— begin Extracted records —
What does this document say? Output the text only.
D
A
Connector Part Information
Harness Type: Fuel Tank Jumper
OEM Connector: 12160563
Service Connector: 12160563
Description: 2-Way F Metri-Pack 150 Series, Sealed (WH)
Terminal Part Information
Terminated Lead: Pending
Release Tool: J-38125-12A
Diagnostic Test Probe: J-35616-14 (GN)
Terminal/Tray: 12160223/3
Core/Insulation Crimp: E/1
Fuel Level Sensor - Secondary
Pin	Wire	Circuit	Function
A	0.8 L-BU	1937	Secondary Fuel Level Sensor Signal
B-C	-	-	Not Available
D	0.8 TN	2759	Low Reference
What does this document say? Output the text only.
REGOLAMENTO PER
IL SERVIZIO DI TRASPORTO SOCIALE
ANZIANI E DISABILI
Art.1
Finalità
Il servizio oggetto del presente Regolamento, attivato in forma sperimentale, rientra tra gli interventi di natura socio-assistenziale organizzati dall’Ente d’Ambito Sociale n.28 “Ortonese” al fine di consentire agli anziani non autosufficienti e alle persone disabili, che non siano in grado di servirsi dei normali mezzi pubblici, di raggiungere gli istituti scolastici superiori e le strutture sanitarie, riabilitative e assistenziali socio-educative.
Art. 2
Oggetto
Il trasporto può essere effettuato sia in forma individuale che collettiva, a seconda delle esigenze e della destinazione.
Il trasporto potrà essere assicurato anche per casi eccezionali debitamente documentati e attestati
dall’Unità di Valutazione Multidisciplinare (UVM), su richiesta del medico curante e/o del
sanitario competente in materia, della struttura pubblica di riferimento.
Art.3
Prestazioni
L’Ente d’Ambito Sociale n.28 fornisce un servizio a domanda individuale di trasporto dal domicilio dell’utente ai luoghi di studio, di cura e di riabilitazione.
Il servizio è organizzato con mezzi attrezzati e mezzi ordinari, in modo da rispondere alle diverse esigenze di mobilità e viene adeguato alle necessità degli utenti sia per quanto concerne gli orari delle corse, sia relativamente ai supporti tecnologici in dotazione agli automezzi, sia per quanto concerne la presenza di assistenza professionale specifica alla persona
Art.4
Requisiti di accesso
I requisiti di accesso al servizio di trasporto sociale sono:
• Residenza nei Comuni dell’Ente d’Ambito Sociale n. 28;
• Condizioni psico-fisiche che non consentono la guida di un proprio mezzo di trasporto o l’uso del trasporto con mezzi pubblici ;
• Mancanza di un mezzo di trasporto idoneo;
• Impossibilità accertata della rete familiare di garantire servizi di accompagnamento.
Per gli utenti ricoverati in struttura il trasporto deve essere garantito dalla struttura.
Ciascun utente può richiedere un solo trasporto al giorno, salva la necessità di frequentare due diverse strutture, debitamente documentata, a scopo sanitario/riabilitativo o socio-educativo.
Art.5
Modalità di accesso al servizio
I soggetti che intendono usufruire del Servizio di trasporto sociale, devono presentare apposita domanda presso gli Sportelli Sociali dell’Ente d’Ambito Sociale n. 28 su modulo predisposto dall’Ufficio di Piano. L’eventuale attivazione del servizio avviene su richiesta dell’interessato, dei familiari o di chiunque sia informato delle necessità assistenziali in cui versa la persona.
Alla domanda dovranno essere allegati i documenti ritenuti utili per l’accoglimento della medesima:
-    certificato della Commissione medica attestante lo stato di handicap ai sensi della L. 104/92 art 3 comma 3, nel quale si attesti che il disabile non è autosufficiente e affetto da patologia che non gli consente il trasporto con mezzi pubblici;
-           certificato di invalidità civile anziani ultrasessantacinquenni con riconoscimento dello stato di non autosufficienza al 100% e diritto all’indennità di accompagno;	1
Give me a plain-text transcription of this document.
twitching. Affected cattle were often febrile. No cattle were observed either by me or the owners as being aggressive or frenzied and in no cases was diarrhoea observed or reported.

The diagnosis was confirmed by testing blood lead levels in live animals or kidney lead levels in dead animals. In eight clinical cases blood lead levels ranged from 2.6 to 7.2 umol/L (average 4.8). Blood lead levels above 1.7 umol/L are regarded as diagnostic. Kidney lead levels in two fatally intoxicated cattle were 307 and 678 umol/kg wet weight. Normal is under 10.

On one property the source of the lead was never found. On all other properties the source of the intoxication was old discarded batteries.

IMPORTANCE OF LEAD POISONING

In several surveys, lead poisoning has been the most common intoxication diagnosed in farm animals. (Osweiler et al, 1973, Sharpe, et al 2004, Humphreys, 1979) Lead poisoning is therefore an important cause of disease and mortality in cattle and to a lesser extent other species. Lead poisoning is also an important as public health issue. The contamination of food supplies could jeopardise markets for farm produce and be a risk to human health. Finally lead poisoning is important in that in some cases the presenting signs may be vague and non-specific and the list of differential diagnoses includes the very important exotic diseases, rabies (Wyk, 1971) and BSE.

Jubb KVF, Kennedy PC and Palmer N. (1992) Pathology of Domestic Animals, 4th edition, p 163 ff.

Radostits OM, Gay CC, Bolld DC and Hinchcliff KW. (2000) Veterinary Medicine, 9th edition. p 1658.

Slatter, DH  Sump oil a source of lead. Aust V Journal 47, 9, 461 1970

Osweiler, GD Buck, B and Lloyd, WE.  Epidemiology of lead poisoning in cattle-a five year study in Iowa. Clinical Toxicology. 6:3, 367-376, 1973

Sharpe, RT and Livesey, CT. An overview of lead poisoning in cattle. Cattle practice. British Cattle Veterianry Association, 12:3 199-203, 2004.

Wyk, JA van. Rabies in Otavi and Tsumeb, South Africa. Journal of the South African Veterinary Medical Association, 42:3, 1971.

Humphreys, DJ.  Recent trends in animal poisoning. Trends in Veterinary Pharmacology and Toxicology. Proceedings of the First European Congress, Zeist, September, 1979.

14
— end Extracted records —
• **Exercise goal**
Retype the material in full. Each word must match.

• **The solution**
What does this document say? Output the text only.
D
A
Connector Part Information
Harness Type: Fuel Tank Jumper
OEM Connector: 12160563
Service Connector: 12160563
Description: 2-Way F Metri-Pack 150 Series, Sealed (WH)
Terminal Part Information
Terminated Lead: Pending
Release Tool: J-38125-12A
Diagnostic Test Probe: J-35616-14 (GN)
Terminal/Tray: 12160223/3
Core/Insulation Crimp: E/1
Fuel Level Sensor - Secondary
Pin	Wire	Circuit	Function
A	0.8 L-BU	1937	Secondary Fuel Level Sensor Signal
B-C	-	-	Not Available
D	0.8 TN	2759	Low Reference
What does this document say? Output the text only.
REGOLAMENTO PER
IL SERVIZIO DI TRASPORTO SOCIALE
ANZIANI E DISABILI
Art.1
Finalità
Il servizio oggetto del presente Regolamento, attivato in forma sperimentale, rientra tra gli interventi di natura socio-assistenziale organizzati dall’Ente d’Ambito Sociale n.28 “Ortonese” al fine di consentire agli anziani non autosufficienti e alle persone disabili, che non siano in grado di servirsi dei normali mezzi pubblici, di raggiungere gli istituti scolastici superiori e le strutture sanitarie, riabilitative e assistenziali socio-educative.
Art. 2
Oggetto
Il trasporto può essere effettuato sia in forma individuale che collettiva, a seconda delle esigenze e della destinazione.
Il trasporto potrà essere assicurato anche per casi eccezionali debitamente documentati e attestati
dall’Unità di Valutazione Multidisciplinare (UVM), su richiesta del medico curante e/o del
sanitario competente in materia, della struttura pubblica di riferimento.
Art.3
Prestazioni
L’Ente d’Ambito Sociale n.28 fornisce un servizio a domanda individuale di trasporto dal domicilio dell’utente ai luoghi di studio, di cura e di riabilitazione.
Il servizio è organizzato con mezzi attrezzati e mezzi ordinari, in modo da rispondere alle diverse esigenze di mobilità e viene adeguato alle necessità degli utenti sia per quanto concerne gli orari delle corse, sia relativamente ai supporti tecnologici in dotazione agli automezzi, sia per quanto concerne la presenza di assistenza professionale specifica alla persona
Art.4
Requisiti di accesso
I requisiti di accesso al servizio di trasporto sociale sono:
• Residenza nei Comuni dell’Ente d’Ambito Sociale n. 28;
• Condizioni psico-fisiche che non consentono la guida di un proprio mezzo di trasporto o l’uso del trasporto con mezzi pubblici ;
• Mancanza di un mezzo di trasporto idoneo;
• Impossibilità accertata della rete familiare di garantire servizi di accompagnamento.
Per gli utenti ricoverati in struttura il trasporto deve essere garantito dalla struttura.
Ciascun utente può richiedere un solo trasporto al giorno, salva la necessità di frequentare due diverse strutture, debitamente documentata, a scopo sanitario/riabilitativo o socio-educativo.
Art.5
Modalità di accesso al servizio
I soggetti che intendono usufruire del Servizio di trasporto sociale, devono presentare apposita domanda presso gli Sportelli Sociali dell’Ente d’Ambito Sociale n. 28 su modulo predisposto dall’Ufficio di Piano. L’eventuale attivazione del servizio avviene su richiesta dell’interessato, dei familiari o di chiunque sia informato delle necessità assistenziali in cui versa la persona.
Alla domanda dovranno essere allegati i documenti ritenuti utili per l’accoglimento della medesima:
-    certificato della Commissione medica attestante lo stato di handicap ai sensi della L. 104/92 art 3 comma 3, nel quale si attesti che il disabile non è autosufficiente e affetto da patologia che non gli consente il trasporto con mezzi pubblici;
-           certificato di invalidità civile anziani ultrasessantacinquenni con riconoscimento dello stato di non autosufficienza al 100% e diritto all’indennità di accompagno;	1
Give me a plain-text transcription of this document.
twitching. Affected cattle were often febrile. No cattle were observed either by me or the owners as being aggressive or frenzied and in no cases was diarrhoea observed or reported.

The diagnosis was confirmed by testing blood lead levels in live animals or kidney lead levels in dead animals. In eight clinical cases blood lead levels ranged from 2.6 to 7.2 umol/L (average 4.8). Blood lead levels above 1.7 umol/L are regarded as diagnostic. Kidney lead levels in two fatally intoxicated cattle were 307 and 678 umol/kg wet weight. Normal is under 10.

On one property the source of the lead was never found. On all other properties the source of the intoxication was old discarded batteries.

IMPORTANCE OF LEAD POISONING

In several surveys, lead poisoning has been the most common intoxication diagnosed in farm animals. (Osweiler et al, 1973, Sharpe, et al 2004, Humphreys, 1979) Lead poisoning is therefore an important cause of disease and mortality in cattle and to a lesser extent other species. Lead poisoning is also an important as public health issue. The contamination of food supplies could jeopardise markets for farm produce and be a risk to human health. Finally lead poisoning is important in that in some cases the presenting signs may be vague and non-specific and the list of differential diagnoses includes the very important exotic diseases, rabies (Wyk, 1971) and BSE.

Jubb KVF, Kennedy PC and Palmer N. (1992) Pathology of Domestic Animals, 4th edition, p 163 ff.

Radostits OM, Gay CC, Bolld DC and Hinchcliff KW. (2000) Veterinary Medicine, 9th edition. p 1658.

Slatter, DH  Sump oil a source of lead. Aust V Journal 47, 9, 461 1970

Osweiler, GD Buck, B and Lloyd, WE.  Epidemiology of lead poisoning in cattle-a five year study in Iowa. Clinical Toxicology. 6:3, 367-376, 1973

Sharpe, RT and Livesey, CT. An overview of lead poisoning in cattle. Cattle practice. British Cattle Veterianry Association, 12:3 199-203, 2004.

Wyk, JA van. Rabies in Otavi and Tsumeb, South Africa. Journal of the South African Veterinary Medical Association, 42:3, 1971.

Humphreys, DJ.  Recent trends in animal poisoning. Trends in Veterinary Pharmacology and Toxicology. Proceedings of the First European Congress, Zeist, September, 1979.

14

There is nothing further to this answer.